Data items
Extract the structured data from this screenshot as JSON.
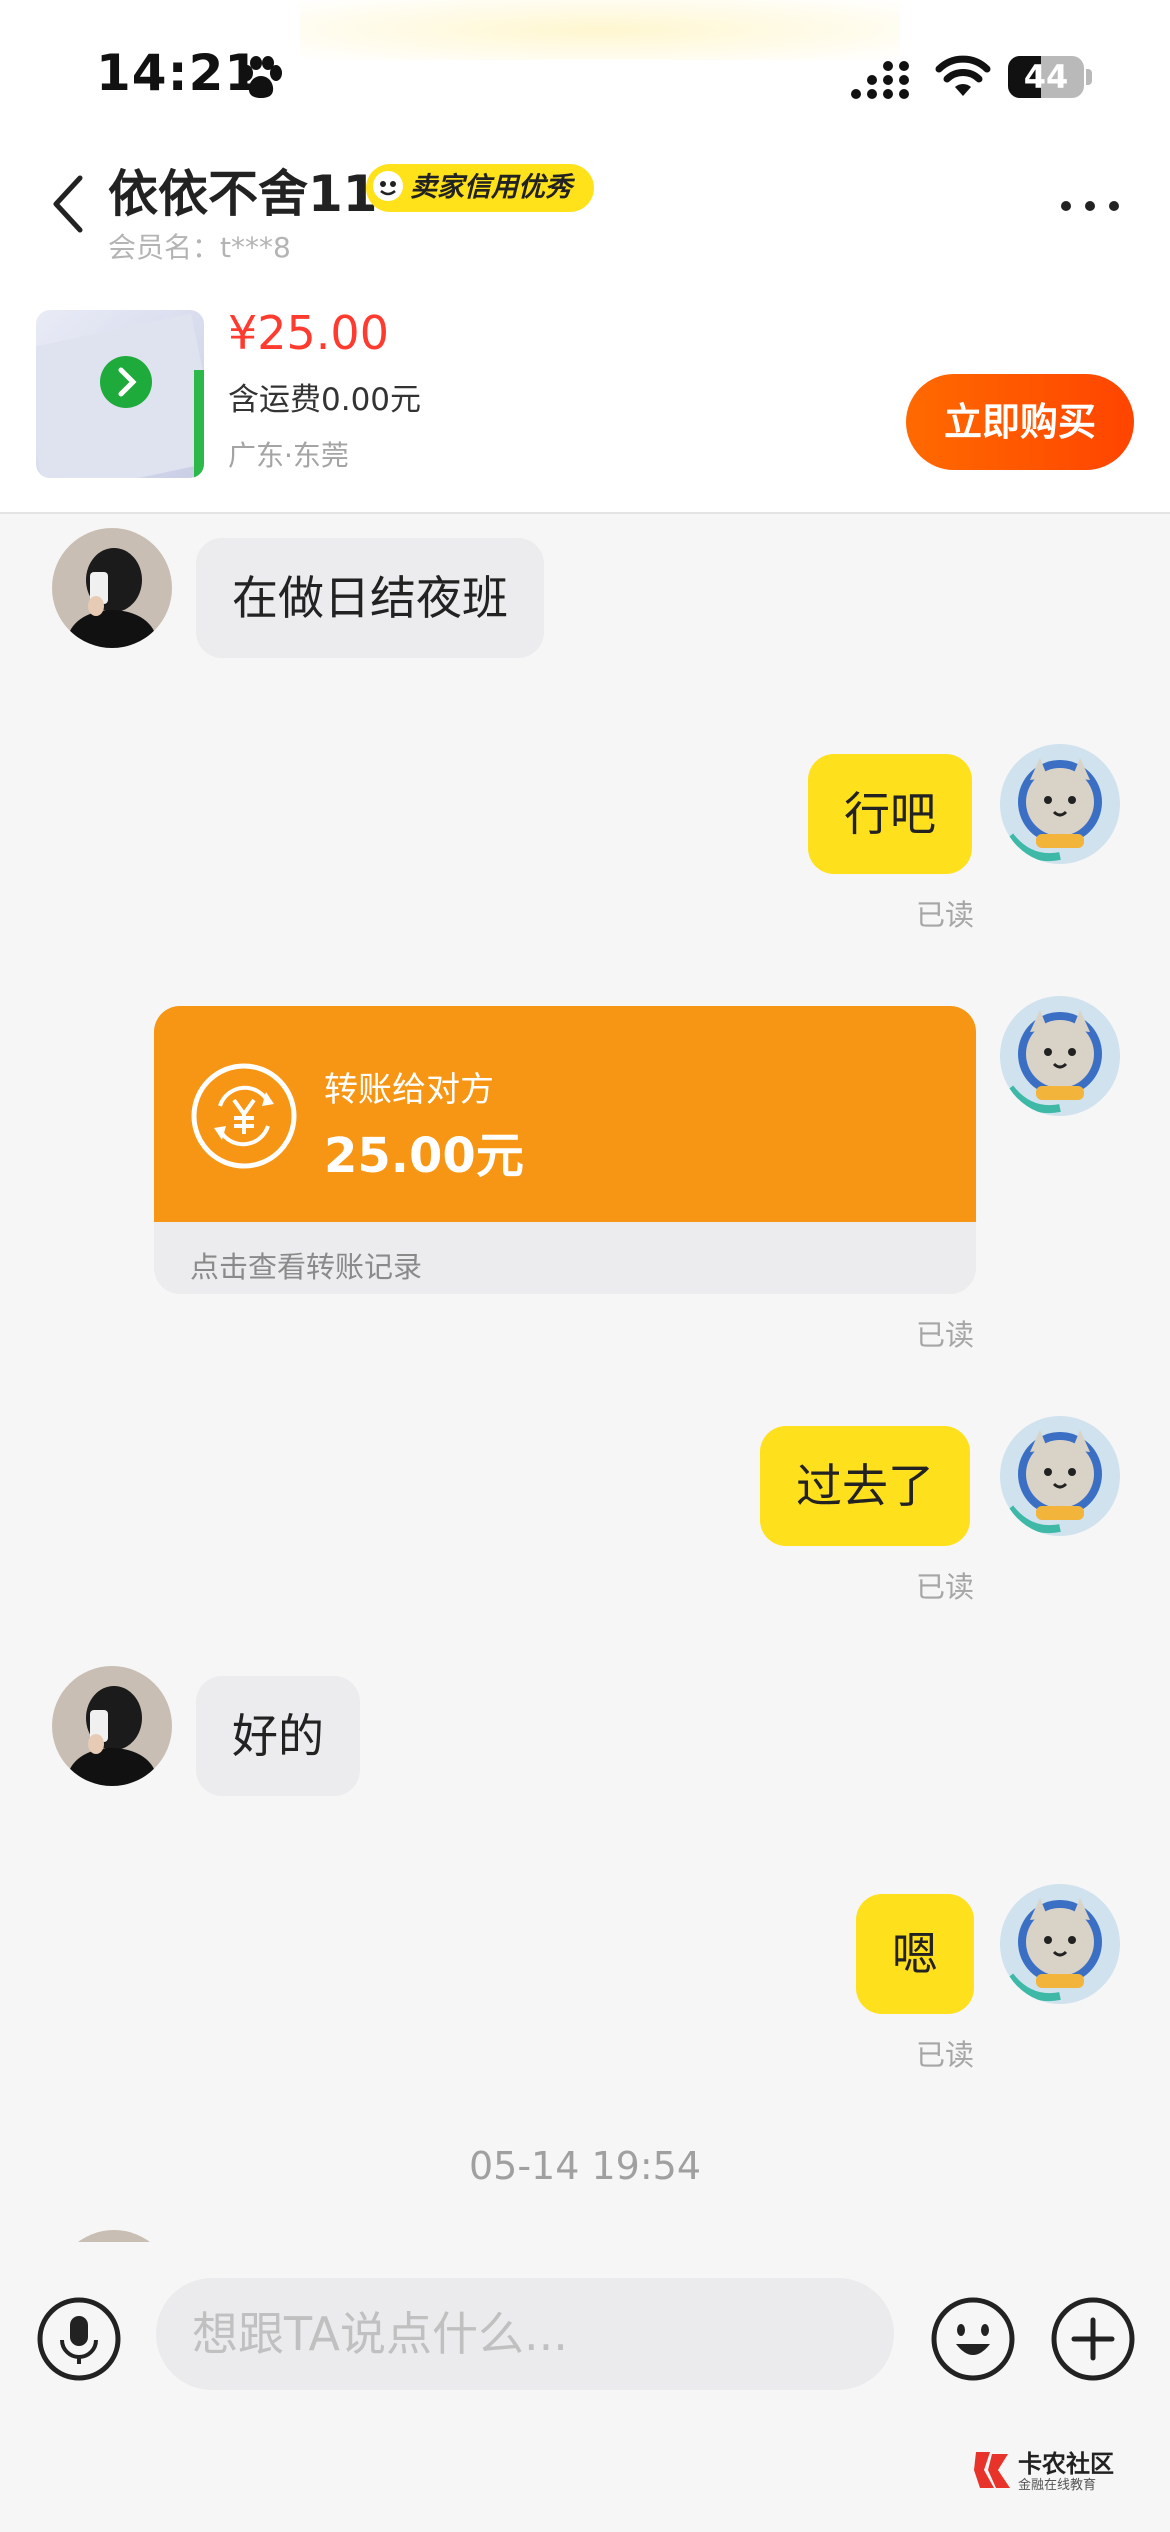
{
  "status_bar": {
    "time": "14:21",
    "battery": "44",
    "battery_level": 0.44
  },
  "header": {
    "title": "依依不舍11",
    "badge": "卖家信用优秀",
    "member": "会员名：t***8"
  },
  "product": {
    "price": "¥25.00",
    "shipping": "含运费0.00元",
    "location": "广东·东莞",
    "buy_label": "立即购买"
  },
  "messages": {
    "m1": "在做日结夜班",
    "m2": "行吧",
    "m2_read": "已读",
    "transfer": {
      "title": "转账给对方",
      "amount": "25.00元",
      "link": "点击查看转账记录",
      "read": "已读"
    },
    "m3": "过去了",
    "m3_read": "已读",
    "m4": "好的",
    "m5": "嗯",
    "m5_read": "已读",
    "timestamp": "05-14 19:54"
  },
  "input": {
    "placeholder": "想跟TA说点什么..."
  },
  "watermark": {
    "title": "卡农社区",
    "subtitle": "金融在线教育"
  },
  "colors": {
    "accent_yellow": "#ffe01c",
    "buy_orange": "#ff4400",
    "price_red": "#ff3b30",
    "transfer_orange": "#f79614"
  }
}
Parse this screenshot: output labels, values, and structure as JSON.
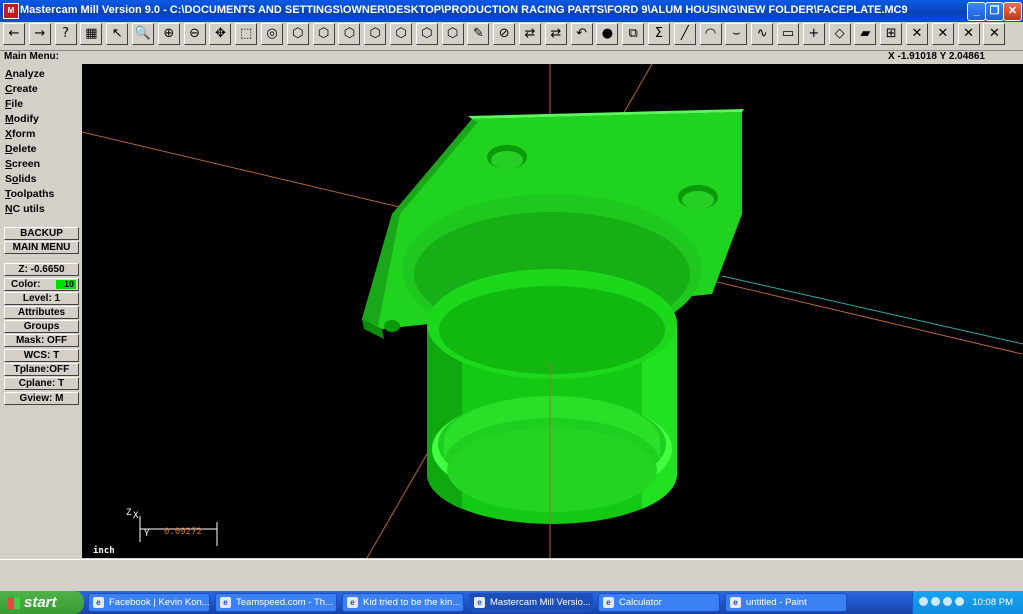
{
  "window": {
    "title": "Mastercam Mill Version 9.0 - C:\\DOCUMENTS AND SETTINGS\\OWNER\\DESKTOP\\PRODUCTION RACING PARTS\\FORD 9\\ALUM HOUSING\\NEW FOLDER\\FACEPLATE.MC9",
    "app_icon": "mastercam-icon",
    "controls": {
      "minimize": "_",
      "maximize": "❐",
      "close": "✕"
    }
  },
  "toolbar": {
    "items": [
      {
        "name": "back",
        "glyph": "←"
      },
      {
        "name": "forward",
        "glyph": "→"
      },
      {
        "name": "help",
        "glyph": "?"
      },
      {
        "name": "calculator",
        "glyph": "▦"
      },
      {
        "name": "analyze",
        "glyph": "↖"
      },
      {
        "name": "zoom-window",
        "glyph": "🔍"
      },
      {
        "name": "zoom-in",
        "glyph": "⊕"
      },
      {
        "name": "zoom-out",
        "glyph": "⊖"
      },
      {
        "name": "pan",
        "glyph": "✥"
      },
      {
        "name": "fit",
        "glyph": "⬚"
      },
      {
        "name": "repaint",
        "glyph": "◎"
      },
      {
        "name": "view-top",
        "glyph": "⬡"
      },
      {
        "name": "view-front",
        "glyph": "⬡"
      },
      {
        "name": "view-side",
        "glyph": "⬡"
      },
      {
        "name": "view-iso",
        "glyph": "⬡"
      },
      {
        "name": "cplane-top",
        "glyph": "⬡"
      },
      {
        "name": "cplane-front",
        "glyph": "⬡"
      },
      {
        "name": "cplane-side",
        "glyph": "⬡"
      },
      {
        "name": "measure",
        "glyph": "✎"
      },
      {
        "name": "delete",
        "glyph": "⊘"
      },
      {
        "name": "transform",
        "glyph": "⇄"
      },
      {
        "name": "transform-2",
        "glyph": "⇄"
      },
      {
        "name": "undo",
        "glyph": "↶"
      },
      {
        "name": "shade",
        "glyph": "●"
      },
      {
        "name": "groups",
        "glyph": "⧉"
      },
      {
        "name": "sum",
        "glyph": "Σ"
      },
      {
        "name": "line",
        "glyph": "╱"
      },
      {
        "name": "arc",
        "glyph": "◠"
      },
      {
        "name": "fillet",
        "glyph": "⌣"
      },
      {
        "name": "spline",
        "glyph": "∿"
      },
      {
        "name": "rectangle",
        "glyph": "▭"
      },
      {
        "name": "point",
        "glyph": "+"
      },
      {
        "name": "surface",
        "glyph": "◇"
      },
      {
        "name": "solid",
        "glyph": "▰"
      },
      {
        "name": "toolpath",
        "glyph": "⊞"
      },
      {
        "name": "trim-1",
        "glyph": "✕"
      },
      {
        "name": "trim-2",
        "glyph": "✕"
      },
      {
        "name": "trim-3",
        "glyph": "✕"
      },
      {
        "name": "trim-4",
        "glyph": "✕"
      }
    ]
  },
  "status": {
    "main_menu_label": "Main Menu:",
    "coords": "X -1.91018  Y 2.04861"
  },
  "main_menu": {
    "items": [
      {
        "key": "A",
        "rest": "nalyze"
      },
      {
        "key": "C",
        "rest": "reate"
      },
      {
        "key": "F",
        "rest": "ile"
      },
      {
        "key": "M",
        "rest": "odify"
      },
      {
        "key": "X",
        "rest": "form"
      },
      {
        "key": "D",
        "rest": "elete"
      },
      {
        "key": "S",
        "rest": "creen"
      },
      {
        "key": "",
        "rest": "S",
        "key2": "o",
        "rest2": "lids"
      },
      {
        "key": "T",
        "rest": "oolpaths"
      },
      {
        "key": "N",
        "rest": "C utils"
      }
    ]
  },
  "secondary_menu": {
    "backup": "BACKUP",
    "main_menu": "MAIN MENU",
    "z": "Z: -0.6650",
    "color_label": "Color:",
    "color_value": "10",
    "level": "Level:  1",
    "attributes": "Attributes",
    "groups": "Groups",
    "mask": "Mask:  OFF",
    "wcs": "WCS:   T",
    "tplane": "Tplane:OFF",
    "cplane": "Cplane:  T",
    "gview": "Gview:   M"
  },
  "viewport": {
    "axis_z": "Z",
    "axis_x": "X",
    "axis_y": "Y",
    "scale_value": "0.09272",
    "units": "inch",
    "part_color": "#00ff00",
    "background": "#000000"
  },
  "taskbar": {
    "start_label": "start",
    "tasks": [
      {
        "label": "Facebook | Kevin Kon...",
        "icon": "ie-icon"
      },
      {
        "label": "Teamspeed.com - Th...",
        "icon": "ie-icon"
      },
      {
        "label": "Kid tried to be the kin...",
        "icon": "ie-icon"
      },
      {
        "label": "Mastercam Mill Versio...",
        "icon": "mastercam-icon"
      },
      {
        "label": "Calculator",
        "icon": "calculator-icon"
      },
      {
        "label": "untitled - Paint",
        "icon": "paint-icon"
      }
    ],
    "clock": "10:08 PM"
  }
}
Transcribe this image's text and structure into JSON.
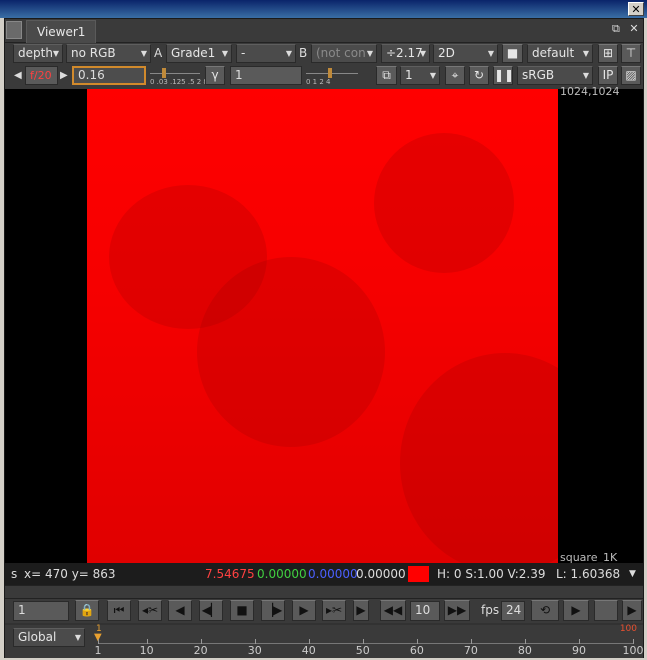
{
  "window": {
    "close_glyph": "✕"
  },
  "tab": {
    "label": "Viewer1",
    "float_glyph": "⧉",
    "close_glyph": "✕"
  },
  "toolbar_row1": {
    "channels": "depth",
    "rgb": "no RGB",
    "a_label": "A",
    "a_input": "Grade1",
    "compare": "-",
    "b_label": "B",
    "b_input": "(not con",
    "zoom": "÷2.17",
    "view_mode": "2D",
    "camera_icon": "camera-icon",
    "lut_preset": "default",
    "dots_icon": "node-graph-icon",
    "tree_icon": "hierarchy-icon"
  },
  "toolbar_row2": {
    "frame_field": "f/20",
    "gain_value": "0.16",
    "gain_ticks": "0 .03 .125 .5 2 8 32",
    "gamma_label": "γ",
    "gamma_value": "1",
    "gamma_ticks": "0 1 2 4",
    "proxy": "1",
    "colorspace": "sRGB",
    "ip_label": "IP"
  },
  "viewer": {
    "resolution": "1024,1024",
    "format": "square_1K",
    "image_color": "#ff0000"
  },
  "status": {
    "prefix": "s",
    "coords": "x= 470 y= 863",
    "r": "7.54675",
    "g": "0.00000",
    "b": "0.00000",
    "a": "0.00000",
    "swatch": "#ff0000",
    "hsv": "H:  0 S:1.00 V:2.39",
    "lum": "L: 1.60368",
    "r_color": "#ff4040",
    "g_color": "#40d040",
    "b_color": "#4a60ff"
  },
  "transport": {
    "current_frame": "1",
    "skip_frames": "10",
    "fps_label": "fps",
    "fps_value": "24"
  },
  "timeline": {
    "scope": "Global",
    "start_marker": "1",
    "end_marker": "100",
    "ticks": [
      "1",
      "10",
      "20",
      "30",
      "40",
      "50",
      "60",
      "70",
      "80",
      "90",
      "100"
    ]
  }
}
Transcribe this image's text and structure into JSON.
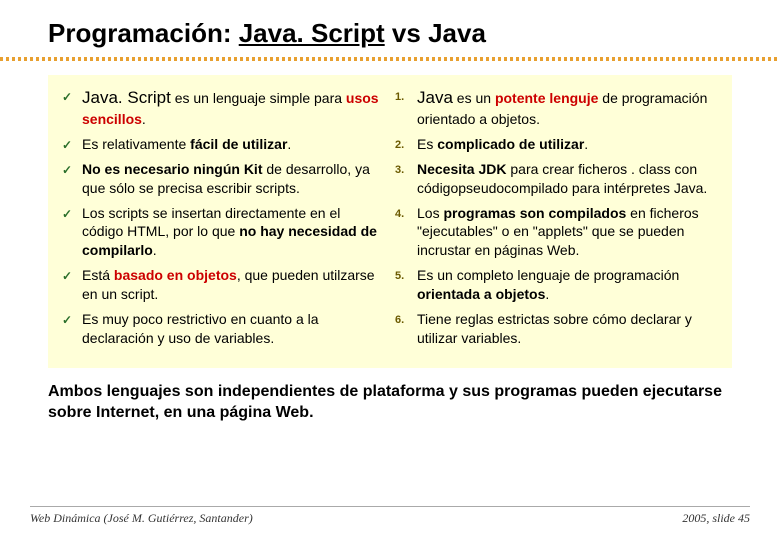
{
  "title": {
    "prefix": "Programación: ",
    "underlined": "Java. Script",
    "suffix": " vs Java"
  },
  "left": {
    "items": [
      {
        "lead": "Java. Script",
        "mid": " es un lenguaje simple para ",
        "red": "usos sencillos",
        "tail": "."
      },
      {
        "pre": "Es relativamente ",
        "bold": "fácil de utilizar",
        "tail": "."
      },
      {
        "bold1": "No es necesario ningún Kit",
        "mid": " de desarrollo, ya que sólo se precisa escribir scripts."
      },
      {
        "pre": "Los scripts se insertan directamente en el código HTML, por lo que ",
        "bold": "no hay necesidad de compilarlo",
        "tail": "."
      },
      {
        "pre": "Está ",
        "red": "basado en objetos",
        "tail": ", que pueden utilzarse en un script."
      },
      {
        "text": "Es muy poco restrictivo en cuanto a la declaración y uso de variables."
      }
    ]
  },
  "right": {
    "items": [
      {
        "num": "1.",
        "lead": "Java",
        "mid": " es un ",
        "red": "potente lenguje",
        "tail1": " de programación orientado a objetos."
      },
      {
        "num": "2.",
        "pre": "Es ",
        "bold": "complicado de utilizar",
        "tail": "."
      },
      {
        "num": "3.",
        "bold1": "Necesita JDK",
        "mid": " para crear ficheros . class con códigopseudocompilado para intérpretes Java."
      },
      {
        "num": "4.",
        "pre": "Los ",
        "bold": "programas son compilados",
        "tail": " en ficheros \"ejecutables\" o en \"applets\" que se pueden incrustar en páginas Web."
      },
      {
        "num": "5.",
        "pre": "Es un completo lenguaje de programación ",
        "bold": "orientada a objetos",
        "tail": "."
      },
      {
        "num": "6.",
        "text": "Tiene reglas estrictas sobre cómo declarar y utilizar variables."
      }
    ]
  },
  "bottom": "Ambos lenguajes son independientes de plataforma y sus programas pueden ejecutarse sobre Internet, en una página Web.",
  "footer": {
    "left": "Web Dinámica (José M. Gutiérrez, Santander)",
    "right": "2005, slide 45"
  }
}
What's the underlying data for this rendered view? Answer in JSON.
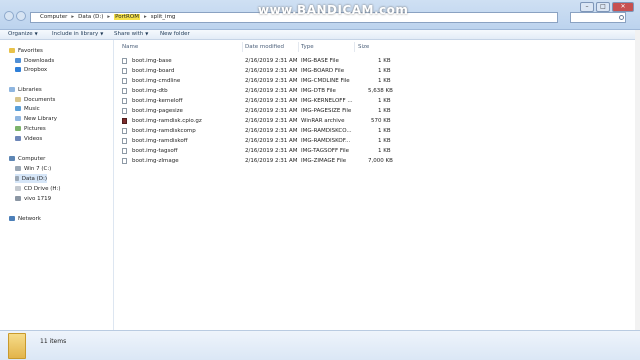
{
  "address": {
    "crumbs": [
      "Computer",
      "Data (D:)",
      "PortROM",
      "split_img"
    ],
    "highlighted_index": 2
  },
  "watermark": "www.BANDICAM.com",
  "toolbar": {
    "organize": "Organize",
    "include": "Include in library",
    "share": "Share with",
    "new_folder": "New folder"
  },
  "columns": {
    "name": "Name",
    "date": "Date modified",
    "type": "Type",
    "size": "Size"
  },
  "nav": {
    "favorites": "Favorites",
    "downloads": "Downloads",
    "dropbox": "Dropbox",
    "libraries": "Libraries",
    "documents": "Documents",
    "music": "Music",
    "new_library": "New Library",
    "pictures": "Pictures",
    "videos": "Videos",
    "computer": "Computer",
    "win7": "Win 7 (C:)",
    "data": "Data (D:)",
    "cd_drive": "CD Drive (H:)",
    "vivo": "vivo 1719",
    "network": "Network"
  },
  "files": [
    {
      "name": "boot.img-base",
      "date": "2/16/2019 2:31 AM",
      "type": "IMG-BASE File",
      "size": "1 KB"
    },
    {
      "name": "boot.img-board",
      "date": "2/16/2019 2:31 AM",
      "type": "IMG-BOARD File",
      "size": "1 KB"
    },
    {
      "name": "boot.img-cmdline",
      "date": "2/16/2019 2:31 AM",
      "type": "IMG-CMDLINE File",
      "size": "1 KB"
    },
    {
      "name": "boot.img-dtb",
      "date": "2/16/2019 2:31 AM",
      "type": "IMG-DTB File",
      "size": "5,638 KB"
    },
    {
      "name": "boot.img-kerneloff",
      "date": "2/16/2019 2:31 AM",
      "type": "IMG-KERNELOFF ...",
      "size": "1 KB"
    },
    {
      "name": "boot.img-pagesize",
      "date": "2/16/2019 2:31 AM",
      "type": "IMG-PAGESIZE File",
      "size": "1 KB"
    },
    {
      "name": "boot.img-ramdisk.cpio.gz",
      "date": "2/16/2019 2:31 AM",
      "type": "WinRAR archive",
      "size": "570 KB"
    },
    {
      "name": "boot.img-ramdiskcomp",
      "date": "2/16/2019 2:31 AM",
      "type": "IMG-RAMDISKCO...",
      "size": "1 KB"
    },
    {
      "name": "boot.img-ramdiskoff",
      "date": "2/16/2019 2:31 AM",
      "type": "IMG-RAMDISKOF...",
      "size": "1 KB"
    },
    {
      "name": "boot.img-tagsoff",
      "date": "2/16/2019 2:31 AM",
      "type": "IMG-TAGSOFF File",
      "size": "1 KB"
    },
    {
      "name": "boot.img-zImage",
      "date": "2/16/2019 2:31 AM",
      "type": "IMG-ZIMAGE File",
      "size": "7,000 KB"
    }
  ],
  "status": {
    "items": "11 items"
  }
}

## PROBLEM REQUIREMENTS
Give the number of lines in the records that contain the string "Mill", and nothing besides.

## TASK ANSWER
2